Problem: Zapisz poniższe wiersze w postaci listy numerowanej, pomijając puste wiersze.

Dane do zadania:
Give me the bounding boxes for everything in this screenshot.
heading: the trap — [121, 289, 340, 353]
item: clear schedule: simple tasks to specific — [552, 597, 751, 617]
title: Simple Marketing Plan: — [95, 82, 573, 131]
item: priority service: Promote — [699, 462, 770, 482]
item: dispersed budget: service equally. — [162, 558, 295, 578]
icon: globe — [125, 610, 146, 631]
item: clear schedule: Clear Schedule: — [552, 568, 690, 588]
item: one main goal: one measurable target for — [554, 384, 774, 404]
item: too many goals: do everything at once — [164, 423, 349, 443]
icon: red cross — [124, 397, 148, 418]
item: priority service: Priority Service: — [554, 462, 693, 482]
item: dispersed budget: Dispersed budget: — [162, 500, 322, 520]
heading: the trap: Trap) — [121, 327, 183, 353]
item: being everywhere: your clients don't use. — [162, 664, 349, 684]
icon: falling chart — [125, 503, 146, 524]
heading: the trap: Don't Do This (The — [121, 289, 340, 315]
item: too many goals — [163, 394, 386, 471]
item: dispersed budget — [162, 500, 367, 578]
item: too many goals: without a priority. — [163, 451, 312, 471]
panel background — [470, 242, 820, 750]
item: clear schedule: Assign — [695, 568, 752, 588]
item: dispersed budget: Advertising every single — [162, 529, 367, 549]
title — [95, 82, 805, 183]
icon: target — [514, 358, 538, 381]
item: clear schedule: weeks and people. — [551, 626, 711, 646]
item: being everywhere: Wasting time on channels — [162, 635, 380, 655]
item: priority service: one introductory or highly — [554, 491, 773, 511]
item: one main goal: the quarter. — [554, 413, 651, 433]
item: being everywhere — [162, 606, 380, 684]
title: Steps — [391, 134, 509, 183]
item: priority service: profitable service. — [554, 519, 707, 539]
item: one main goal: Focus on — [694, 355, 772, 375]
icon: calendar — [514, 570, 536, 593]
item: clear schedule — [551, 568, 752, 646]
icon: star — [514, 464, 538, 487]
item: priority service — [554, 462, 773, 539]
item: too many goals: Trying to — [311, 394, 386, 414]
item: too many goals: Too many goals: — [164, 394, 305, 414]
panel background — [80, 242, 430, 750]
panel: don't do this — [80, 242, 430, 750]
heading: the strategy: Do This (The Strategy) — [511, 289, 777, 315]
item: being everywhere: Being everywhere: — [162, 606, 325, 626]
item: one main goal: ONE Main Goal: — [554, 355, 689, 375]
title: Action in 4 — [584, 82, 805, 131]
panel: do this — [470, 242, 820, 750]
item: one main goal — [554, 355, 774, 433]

Odpowiedź do zadania:
1. Give me the bounding boxes for everything in this screenshot.
2. heading: the trap — [121, 289, 340, 353]
3. item: clear schedule: simple tasks to specific — [552, 597, 751, 617]
4. title: Simple Marketing Plan: — [95, 82, 573, 131]
5. item: priority service: Promote — [699, 462, 770, 482]
6. item: dispersed budget: service equally. — [162, 558, 295, 578]
7. icon: globe — [125, 610, 146, 631]
8. item: clear schedule: Clear Schedule: — [552, 568, 690, 588]
9. item: one main goal: one measurable target for — [554, 384, 774, 404]
10. item: too many goals: do everything at once — [164, 423, 349, 443]
11. icon: red cross — [124, 397, 148, 418]
12. item: priority service: Priority Service: — [554, 462, 693, 482]
13. item: dispersed budget: Dispersed budget: — [162, 500, 322, 520]
14. heading: the trap: Trap) — [121, 327, 183, 353]
15. item: being everywhere: your clients don't use. — [162, 664, 349, 684]
16. icon: falling chart — [125, 503, 146, 524]
17. heading: the trap: Don't Do This (The — [121, 289, 340, 315]
18. item: too many goals — [163, 394, 386, 471]
19. item: dispersed budget — [162, 500, 367, 578]
20. item: too many goals: without a priority. — [163, 451, 312, 471]
21. panel background — [470, 242, 820, 750]
22. item: clear schedule: Assign — [695, 568, 752, 588]
23. item: dispersed budget: Advertising every single — [162, 529, 367, 549]
24. title — [95, 82, 805, 183]
25. icon: target — [514, 358, 538, 381]
26. item: clear schedule: weeks and people. — [551, 626, 711, 646]
27. item: being everywhere: Wasting time on channels — [162, 635, 380, 655]
28. item: priority service: one introductory or highly — [554, 491, 773, 511]
29. item: one main goal: the quarter. — [554, 413, 651, 433]
30. item: being everywhere — [162, 606, 380, 684]
31. title: Steps — [391, 134, 509, 183]
32. item: priority service: profitable service. — [554, 519, 707, 539]
33. item: one main goal: Focus on — [694, 355, 772, 375]
34. icon: calendar — [514, 570, 536, 593]
35. item: clear schedule — [551, 568, 752, 646]
36. icon: star — [514, 464, 538, 487]
37. item: priority service — [554, 462, 773, 539]
38. item: too many goals: Trying to — [311, 394, 386, 414]
39. item: too many goals: Too many goals: — [164, 394, 305, 414]
40. panel background — [80, 242, 430, 750]
41. panel: don't do this — [80, 242, 430, 750]
42. heading: the strategy: Do This (The Strategy) — [511, 289, 777, 315]
43. item: being everywhere: Being everywhere: — [162, 606, 325, 626]
44. item: one main goal: ONE Main Goal: — [554, 355, 689, 375]
45. title: Action in 4 — [584, 82, 805, 131]
46. panel: do this — [470, 242, 820, 750]
47. item: one main goal — [554, 355, 774, 433]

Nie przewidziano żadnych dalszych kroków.